▶ Requirements: Go through the data below. Pull out every line that has the word "Ottensener".

▶ Extracted records:
#####

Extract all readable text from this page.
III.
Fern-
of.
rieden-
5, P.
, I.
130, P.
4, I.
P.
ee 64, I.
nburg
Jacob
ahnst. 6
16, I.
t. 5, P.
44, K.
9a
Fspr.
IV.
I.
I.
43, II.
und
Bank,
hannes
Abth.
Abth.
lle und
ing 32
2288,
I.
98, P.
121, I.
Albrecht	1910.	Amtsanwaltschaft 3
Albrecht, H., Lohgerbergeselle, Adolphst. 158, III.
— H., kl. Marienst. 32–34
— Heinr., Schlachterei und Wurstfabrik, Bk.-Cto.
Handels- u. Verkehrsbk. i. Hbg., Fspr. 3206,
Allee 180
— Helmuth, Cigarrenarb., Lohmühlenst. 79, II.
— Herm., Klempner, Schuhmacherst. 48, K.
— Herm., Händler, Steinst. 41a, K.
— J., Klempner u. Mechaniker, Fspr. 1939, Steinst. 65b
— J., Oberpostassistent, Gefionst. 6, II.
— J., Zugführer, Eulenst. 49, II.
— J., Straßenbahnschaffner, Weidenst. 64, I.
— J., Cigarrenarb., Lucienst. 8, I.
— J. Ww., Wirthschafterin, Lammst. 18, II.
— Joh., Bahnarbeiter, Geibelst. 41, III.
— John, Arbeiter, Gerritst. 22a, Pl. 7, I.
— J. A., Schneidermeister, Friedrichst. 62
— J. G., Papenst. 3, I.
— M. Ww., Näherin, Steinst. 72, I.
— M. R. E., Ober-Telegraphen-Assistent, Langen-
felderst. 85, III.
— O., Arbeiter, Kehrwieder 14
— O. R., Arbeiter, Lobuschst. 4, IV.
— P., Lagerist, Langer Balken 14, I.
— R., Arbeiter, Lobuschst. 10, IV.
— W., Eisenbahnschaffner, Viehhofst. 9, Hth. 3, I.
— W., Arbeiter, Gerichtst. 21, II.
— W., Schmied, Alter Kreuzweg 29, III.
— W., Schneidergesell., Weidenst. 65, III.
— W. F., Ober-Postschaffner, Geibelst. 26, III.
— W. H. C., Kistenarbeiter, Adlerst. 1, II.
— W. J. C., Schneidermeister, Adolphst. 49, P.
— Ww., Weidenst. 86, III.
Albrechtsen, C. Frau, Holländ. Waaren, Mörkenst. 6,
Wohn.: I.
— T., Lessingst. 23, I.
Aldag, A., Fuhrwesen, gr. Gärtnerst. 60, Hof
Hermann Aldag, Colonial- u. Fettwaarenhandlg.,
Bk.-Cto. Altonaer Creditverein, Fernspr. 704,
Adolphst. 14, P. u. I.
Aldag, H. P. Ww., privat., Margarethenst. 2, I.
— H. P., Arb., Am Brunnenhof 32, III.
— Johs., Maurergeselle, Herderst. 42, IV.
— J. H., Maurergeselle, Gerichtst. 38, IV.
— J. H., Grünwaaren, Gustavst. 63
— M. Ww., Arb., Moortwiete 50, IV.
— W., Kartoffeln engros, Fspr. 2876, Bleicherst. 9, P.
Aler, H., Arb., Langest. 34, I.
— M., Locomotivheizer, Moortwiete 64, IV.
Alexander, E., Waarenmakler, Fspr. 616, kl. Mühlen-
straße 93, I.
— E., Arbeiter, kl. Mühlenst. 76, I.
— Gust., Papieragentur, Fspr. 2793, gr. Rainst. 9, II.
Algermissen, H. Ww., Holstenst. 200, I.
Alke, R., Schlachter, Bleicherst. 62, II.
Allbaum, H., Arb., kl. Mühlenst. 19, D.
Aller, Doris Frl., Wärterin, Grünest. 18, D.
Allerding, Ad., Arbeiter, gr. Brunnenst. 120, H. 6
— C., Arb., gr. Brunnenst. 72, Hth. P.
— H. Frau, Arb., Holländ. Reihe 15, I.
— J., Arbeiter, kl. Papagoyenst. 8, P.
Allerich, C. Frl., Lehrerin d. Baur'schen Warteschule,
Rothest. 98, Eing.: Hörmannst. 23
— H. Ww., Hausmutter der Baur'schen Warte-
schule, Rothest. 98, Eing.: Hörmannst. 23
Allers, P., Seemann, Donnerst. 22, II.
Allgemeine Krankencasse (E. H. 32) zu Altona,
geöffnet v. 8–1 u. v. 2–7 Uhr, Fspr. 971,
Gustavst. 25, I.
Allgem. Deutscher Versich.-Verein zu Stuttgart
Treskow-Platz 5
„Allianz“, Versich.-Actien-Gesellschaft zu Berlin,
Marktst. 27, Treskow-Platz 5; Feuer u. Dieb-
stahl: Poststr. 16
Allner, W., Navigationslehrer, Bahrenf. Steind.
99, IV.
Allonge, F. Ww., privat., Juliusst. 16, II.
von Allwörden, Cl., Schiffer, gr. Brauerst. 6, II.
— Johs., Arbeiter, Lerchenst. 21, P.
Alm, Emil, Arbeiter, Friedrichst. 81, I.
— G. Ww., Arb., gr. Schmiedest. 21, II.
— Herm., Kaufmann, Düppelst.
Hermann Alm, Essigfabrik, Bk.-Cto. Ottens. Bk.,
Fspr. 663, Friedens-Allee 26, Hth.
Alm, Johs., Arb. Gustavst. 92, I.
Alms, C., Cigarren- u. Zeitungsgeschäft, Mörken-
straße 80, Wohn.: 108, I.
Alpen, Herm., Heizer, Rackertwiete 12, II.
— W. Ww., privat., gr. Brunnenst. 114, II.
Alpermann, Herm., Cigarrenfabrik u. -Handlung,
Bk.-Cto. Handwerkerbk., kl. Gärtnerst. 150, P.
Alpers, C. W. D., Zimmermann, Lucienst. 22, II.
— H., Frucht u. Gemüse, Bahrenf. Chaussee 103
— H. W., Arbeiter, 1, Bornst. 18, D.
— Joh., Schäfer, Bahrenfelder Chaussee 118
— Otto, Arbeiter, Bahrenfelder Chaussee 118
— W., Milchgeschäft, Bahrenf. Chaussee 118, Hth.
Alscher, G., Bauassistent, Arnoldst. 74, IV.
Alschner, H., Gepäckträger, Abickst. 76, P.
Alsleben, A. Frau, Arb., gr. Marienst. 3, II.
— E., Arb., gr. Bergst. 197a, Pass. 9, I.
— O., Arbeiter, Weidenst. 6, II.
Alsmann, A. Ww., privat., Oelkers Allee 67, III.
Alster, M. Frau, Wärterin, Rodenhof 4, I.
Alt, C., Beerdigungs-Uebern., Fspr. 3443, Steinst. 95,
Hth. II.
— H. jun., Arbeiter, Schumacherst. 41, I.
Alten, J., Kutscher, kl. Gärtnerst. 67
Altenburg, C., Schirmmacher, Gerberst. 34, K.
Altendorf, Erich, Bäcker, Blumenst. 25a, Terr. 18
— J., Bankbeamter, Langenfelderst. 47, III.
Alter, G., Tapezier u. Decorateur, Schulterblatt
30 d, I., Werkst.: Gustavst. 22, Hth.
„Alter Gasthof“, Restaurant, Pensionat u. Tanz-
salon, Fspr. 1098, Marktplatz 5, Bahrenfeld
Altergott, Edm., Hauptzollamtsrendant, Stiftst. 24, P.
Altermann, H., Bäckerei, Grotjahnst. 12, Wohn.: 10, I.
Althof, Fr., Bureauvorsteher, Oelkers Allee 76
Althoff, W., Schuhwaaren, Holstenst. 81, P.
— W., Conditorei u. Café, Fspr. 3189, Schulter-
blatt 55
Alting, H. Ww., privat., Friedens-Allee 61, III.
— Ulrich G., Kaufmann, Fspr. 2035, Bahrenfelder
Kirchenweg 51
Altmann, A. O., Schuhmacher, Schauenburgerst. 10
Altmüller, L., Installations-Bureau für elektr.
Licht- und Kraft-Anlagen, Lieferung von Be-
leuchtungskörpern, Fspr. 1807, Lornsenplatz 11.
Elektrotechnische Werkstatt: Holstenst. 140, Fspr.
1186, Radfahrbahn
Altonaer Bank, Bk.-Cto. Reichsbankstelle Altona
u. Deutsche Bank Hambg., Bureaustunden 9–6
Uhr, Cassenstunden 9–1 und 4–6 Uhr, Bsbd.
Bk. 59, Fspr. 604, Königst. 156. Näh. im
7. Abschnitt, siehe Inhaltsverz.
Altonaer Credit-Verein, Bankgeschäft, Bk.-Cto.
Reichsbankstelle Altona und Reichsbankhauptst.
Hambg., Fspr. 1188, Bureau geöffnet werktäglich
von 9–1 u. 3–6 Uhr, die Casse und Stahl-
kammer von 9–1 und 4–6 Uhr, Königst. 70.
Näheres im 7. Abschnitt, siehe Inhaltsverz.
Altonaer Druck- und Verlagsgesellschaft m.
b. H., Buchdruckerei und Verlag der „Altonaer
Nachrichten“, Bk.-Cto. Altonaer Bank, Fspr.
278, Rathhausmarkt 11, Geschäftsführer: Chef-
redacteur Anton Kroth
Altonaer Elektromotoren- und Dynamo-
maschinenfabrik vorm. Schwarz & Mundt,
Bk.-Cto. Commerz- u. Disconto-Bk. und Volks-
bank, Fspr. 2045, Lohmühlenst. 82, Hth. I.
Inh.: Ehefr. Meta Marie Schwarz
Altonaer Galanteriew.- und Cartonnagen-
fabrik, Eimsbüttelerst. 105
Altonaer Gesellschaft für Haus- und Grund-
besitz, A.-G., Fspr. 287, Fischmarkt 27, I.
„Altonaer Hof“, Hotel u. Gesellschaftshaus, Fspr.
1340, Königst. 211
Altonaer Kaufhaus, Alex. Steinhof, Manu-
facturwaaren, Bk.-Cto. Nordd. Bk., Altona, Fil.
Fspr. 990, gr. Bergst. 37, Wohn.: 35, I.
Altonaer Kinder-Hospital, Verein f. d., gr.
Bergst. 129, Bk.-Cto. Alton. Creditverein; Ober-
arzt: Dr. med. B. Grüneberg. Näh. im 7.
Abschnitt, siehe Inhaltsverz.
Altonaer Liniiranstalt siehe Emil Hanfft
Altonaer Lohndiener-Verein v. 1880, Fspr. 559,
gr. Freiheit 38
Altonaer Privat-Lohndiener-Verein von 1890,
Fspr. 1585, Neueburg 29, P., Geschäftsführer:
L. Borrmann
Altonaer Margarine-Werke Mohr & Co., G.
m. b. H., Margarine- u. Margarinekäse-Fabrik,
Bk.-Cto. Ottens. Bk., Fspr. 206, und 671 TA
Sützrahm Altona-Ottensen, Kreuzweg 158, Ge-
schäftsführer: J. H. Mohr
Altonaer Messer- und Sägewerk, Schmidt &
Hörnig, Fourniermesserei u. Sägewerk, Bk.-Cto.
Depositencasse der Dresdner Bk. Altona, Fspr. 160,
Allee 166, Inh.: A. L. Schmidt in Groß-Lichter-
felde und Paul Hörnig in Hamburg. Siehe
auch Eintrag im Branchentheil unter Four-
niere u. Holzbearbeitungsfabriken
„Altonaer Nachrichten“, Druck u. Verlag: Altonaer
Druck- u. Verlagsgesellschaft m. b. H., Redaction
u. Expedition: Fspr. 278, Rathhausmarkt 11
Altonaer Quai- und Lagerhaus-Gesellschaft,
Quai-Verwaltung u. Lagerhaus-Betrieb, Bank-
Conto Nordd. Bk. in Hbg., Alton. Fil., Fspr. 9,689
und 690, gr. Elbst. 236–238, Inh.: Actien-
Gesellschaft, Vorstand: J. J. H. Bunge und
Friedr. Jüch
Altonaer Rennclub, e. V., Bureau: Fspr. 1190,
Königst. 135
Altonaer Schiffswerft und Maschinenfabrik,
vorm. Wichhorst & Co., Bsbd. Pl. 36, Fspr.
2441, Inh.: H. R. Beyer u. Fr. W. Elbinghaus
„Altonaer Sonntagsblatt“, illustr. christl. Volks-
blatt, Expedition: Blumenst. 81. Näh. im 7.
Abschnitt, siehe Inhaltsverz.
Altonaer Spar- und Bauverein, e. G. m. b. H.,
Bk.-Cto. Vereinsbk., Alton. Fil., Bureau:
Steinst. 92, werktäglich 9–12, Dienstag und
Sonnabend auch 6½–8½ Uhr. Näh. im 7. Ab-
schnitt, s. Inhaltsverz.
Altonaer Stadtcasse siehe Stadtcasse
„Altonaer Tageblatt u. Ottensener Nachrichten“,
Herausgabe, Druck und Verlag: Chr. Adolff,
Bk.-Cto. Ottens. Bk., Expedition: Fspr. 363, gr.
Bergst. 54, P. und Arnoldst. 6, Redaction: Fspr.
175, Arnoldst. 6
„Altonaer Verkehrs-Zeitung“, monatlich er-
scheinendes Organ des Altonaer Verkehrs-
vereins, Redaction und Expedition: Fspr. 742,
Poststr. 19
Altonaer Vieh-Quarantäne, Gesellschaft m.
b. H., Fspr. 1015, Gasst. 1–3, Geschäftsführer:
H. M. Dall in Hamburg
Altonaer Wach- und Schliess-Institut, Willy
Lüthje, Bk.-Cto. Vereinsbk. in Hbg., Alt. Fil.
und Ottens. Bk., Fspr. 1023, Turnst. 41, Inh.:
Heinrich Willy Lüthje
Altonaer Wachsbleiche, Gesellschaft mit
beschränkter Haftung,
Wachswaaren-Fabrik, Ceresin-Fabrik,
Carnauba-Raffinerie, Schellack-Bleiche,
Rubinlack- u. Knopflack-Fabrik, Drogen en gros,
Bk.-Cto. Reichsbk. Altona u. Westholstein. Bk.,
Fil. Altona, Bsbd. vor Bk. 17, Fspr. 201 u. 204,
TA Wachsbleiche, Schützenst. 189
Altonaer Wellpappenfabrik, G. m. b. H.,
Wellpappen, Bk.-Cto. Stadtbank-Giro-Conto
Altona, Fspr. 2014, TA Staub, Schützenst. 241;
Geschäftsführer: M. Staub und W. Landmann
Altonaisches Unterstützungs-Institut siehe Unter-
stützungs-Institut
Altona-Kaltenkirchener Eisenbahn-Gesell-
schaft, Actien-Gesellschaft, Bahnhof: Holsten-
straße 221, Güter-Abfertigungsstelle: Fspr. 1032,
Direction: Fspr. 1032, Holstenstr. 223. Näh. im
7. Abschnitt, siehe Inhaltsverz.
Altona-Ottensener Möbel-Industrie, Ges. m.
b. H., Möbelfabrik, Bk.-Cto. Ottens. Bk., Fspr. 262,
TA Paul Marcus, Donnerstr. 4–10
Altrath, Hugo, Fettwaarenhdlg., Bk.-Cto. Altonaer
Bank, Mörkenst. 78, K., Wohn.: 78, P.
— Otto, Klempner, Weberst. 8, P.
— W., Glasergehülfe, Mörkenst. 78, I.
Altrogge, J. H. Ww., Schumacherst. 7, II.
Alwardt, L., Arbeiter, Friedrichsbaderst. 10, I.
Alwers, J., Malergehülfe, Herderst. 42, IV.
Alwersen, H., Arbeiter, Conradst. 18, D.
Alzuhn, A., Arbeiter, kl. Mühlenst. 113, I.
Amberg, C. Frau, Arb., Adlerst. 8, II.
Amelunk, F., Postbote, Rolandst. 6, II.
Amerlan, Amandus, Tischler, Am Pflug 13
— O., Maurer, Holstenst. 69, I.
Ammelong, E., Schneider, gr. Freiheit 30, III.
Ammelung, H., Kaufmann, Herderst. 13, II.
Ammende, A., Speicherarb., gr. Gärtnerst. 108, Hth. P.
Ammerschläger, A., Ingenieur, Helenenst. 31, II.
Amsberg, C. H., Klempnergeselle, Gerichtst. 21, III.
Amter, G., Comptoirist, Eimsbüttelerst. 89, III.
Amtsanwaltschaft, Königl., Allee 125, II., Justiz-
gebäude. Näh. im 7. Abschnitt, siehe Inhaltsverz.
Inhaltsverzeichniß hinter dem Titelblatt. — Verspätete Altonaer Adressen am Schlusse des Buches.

#####

▶ Reply:
„Altonaer Tageblatt u. Ottensener Nachrichten“,
Altona-Ottensener Möbel-Industrie, Ges. m.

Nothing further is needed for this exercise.